» What the task asks
Write out the records below once more, exactly as they stand.

Collection entries:
= = = = = = =
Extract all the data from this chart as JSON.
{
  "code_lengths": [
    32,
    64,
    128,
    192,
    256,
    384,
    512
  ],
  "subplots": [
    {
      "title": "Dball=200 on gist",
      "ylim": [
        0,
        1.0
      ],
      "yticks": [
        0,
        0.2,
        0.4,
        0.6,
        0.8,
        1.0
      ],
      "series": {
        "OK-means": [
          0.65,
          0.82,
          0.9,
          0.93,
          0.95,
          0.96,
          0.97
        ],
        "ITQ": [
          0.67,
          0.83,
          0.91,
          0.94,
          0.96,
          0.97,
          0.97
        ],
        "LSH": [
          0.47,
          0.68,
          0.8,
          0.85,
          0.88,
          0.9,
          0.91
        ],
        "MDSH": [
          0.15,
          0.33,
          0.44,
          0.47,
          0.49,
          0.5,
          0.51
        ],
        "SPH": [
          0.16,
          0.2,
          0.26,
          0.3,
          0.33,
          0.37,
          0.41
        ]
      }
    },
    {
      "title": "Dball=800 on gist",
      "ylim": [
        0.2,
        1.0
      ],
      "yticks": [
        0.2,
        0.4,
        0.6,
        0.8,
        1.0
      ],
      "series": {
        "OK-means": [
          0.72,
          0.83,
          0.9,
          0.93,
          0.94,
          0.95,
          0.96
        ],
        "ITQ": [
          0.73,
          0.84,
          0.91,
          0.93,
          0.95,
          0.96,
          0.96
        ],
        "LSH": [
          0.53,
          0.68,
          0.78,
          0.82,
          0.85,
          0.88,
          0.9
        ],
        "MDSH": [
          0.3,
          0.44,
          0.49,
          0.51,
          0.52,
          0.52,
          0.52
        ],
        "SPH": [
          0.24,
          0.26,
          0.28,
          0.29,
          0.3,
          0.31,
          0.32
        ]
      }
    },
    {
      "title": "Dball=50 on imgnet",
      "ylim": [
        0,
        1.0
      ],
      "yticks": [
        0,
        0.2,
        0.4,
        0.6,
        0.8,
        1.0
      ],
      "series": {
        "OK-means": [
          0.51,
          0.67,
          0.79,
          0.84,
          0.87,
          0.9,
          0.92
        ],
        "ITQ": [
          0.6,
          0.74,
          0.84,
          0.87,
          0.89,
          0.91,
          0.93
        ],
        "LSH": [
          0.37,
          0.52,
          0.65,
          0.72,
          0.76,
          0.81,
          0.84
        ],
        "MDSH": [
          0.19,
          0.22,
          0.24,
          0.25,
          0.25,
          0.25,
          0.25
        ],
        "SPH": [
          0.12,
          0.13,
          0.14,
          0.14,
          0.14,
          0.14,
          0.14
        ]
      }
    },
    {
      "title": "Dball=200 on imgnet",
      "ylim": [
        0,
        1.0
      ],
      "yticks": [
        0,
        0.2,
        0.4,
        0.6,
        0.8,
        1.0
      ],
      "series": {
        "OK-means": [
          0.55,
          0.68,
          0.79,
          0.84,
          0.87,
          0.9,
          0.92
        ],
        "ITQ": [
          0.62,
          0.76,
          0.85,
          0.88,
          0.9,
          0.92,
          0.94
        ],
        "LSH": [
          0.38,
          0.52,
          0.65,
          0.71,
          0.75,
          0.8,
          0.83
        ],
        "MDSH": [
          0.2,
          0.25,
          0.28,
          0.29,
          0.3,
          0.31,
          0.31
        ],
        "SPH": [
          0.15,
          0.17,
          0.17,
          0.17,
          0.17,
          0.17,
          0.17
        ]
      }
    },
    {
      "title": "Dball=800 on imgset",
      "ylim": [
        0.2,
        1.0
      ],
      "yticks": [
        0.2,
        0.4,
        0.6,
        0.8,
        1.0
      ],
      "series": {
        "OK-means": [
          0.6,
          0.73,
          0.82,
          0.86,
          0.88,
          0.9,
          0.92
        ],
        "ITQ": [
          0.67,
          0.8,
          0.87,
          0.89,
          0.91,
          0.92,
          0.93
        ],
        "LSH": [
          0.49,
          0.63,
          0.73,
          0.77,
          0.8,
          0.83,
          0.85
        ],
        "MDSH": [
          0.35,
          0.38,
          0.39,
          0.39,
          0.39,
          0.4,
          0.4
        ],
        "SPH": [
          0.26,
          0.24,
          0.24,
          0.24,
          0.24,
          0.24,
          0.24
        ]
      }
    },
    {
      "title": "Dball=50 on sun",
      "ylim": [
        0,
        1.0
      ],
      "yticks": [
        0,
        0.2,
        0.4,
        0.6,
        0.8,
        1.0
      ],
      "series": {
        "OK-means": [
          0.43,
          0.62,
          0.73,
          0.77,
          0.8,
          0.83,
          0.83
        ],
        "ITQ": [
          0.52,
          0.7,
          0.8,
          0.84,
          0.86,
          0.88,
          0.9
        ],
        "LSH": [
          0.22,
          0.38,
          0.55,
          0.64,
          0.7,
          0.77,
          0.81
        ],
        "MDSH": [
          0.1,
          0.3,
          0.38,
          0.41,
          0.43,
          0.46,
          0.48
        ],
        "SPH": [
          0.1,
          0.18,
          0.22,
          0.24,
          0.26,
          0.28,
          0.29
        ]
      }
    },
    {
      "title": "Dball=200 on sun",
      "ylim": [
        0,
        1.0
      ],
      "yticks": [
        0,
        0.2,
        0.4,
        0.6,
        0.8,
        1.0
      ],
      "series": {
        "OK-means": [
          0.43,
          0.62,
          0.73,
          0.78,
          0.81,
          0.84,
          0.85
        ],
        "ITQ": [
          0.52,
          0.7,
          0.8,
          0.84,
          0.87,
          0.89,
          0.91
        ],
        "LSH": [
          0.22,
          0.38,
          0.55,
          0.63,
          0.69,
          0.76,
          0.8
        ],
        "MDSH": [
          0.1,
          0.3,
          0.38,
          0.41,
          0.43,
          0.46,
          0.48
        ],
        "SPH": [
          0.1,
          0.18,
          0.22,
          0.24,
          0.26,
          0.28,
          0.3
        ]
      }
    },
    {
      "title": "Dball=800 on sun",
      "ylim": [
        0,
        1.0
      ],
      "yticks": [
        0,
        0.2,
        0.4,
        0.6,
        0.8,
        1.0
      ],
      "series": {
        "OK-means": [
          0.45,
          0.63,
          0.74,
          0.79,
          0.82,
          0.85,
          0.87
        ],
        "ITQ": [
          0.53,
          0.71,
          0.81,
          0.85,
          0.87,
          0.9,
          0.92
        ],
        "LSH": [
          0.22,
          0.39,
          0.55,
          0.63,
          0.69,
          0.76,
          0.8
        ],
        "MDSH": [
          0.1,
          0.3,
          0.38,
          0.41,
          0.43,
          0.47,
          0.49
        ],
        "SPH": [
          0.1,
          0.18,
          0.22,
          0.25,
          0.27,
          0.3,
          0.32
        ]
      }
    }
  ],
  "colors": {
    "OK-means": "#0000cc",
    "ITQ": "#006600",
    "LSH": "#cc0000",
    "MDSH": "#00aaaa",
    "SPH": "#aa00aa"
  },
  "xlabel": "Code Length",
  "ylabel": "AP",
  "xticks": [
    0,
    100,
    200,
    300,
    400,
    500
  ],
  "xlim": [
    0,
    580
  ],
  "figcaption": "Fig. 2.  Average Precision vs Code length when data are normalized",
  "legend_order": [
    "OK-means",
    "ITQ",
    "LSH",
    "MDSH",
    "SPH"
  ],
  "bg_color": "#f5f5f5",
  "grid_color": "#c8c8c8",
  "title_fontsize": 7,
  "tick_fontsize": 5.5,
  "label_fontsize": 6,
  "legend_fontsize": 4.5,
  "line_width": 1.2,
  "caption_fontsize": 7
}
= = = = = = =
» Complete response
Extract all the data from this chart as JSON.
{
  "code_lengths": [
    32,
    64,
    128,
    192,
    256,
    384,
    512
  ],
  "subplots": [
    {
      "title": "Dball=200 on gist",
      "ylim": [
        0,
        1.0
      ],
      "yticks": [
        0,
        0.2,
        0.4,
        0.6,
        0.8,
        1.0
      ],
      "series": {
        "OK-means": [
          0.65,
          0.82,
          0.9,
          0.93,
          0.95,
          0.96,
          0.97
        ],
        "ITQ": [
          0.67,
          0.83,
          0.91,
          0.94,
          0.96,
          0.97,
          0.97
        ],
        "LSH": [
          0.47,
          0.68,
          0.8,
          0.85,
          0.88,
          0.9,
          0.91
        ],
        "MDSH": [
          0.15,
          0.33,
          0.44,
          0.47,
          0.49,
          0.5,
          0.51
        ],
        "SPH": [
          0.16,
          0.2,
          0.26,
          0.3,
          0.33,
          0.37,
          0.41
        ]
      }
    },
    {
      "title": "Dball=800 on gist",
      "ylim": [
        0.2,
        1.0
      ],
      "yticks": [
        0.2,
        0.4,
        0.6,
        0.8,
        1.0
      ],
      "series": {
        "OK-means": [
          0.72,
          0.83,
          0.9,
          0.93,
          0.94,
          0.95,
          0.96
        ],
        "ITQ": [
          0.73,
          0.84,
          0.91,
          0.93,
          0.95,
          0.96,
          0.96
        ],
        "LSH": [
          0.53,
          0.68,
          0.78,
          0.82,
          0.85,
          0.88,
          0.9
        ],
        "MDSH": [
          0.3,
          0.44,
          0.49,
          0.51,
          0.52,
          0.52,
          0.52
        ],
        "SPH": [
          0.24,
          0.26,
          0.28,
          0.29,
          0.3,
          0.31,
          0.32
        ]
      }
    },
    {
      "title": "Dball=50 on imgnet",
      "ylim": [
        0,
        1.0
      ],
      "yticks": [
        0,
        0.2,
        0.4,
        0.6,
        0.8,
        1.0
      ],
      "series": {
        "OK-means": [
          0.51,
          0.67,
          0.79,
          0.84,
          0.87,
          0.9,
          0.92
        ],
        "ITQ": [
          0.6,
          0.74,
          0.84,
          0.87,
          0.89,
          0.91,
          0.93
        ],
        "LSH": [
          0.37,
          0.52,
          0.65,
          0.72,
          0.76,
          0.81,
          0.84
        ],
        "MDSH": [
          0.19,
          0.22,
          0.24,
          0.25,
          0.25,
          0.25,
          0.25
        ],
        "SPH": [
          0.12,
          0.13,
          0.14,
          0.14,
          0.14,
          0.14,
          0.14
        ]
      }
    },
    {
      "title": "Dball=200 on imgnet",
      "ylim": [
        0,
        1.0
      ],
      "yticks": [
        0,
        0.2,
        0.4,
        0.6,
        0.8,
        1.0
      ],
      "series": {
        "OK-means": [
          0.55,
          0.68,
          0.79,
          0.84,
          0.87,
          0.9,
          0.92
        ],
        "ITQ": [
          0.62,
          0.76,
          0.85,
          0.88,
          0.9,
          0.92,
          0.94
        ],
        "LSH": [
          0.38,
          0.52,
          0.65,
          0.71,
          0.75,
          0.8,
          0.83
        ],
        "MDSH": [
          0.2,
          0.25,
          0.28,
          0.29,
          0.3,
          0.31,
          0.31
        ],
        "SPH": [
          0.15,
          0.17,
          0.17,
          0.17,
          0.17,
          0.17,
          0.17
        ]
      }
    },
    {
      "title": "Dball=800 on imgset",
      "ylim": [
        0.2,
        1.0
      ],
      "yticks": [
        0.2,
        0.4,
        0.6,
        0.8,
        1.0
      ],
      "series": {
        "OK-means": [
          0.6,
          0.73,
          0.82,
          0.86,
          0.88,
          0.9,
          0.92
        ],
        "ITQ": [
          0.67,
          0.8,
          0.87,
          0.89,
          0.91,
          0.92,
          0.93
        ],
        "LSH": [
          0.49,
          0.63,
          0.73,
          0.77,
          0.8,
          0.83,
          0.85
        ],
        "MDSH": [
          0.35,
          0.38,
          0.39,
          0.39,
          0.39,
          0.4,
          0.4
        ],
        "SPH": [
          0.26,
          0.24,
          0.24,
          0.24,
          0.24,
          0.24,
          0.24
        ]
      }
    },
    {
      "title": "Dball=50 on sun",
      "ylim": [
        0,
        1.0
      ],
      "yticks": [
        0,
        0.2,
        0.4,
        0.6,
        0.8,
        1.0
      ],
      "series": {
        "OK-means": [
          0.43,
          0.62,
          0.73,
          0.77,
          0.8,
          0.83,
          0.83
        ],
        "ITQ": [
          0.52,
          0.7,
          0.8,
          0.84,
          0.86,
          0.88,
          0.9
        ],
        "LSH": [
          0.22,
          0.38,
          0.55,
          0.64,
          0.7,
          0.77,
          0.81
        ],
        "MDSH": [
          0.1,
          0.3,
          0.38,
          0.41,
          0.43,
          0.46,
          0.48
        ],
        "SPH": [
          0.1,
          0.18,
          0.22,
          0.24,
          0.26,
          0.28,
          0.29
        ]
      }
    },
    {
      "title": "Dball=200 on sun",
      "ylim": [
        0,
        1.0
      ],
      "yticks": [
        0,
        0.2,
        0.4,
        0.6,
        0.8,
        1.0
      ],
      "series": {
        "OK-means": [
          0.43,
          0.62,
          0.73,
          0.78,
          0.81,
          0.84,
          0.85
        ],
        "ITQ": [
          0.52,
          0.7,
          0.8,
          0.84,
          0.87,
          0.89,
          0.91
        ],
        "LSH": [
          0.22,
          0.38,
          0.55,
          0.63,
          0.69,
          0.76,
          0.8
        ],
        "MDSH": [
          0.1,
          0.3,
          0.38,
          0.41,
          0.43,
          0.46,
          0.48
        ],
        "SPH": [
          0.1,
          0.18,
          0.22,
          0.24,
          0.26,
          0.28,
          0.3
        ]
      }
    },
    {
      "title": "Dball=800 on sun",
      "ylim": [
        0,
        1.0
      ],
      "yticks": [
        0,
        0.2,
        0.4,
        0.6,
        0.8,
        1.0
      ],
      "series": {
        "OK-means": [
          0.45,
          0.63,
          0.74,
          0.79,
          0.82,
          0.85,
          0.87
        ],
        "ITQ": [
          0.53,
          0.71,
          0.81,
          0.85,
          0.87,
          0.9,
          0.92
        ],
        "LSH": [
          0.22,
          0.39,
          0.55,
          0.63,
          0.69,
          0.76,
          0.8
        ],
        "MDSH": [
          0.1,
          0.3,
          0.38,
          0.41,
          0.43,
          0.47,
          0.49
        ],
        "SPH": [
          0.1,
          0.18,
          0.22,
          0.25,
          0.27,
          0.3,
          0.32
        ]
      }
    }
  ],
  "colors": {
    "OK-means": "#0000cc",
    "ITQ": "#006600",
    "LSH": "#cc0000",
    "MDSH": "#00aaaa",
    "SPH": "#aa00aa"
  },
  "xlabel": "Code Length",
  "ylabel": "AP",
  "xticks": [
    0,
    100,
    200,
    300,
    400,
    500
  ],
  "xlim": [
    0,
    580
  ],
  "figcaption": "Fig. 2.  Average Precision vs Code length when data are normalized",
  "legend_order": [
    "OK-means",
    "ITQ",
    "LSH",
    "MDSH",
    "SPH"
  ],
  "bg_color": "#f5f5f5",
  "grid_color": "#c8c8c8",
  "title_fontsize": 7,
  "tick_fontsize": 5.5,
  "label_fontsize": 6,
  "legend_fontsize": 4.5,
  "line_width": 1.2,
  "caption_fontsize": 7
}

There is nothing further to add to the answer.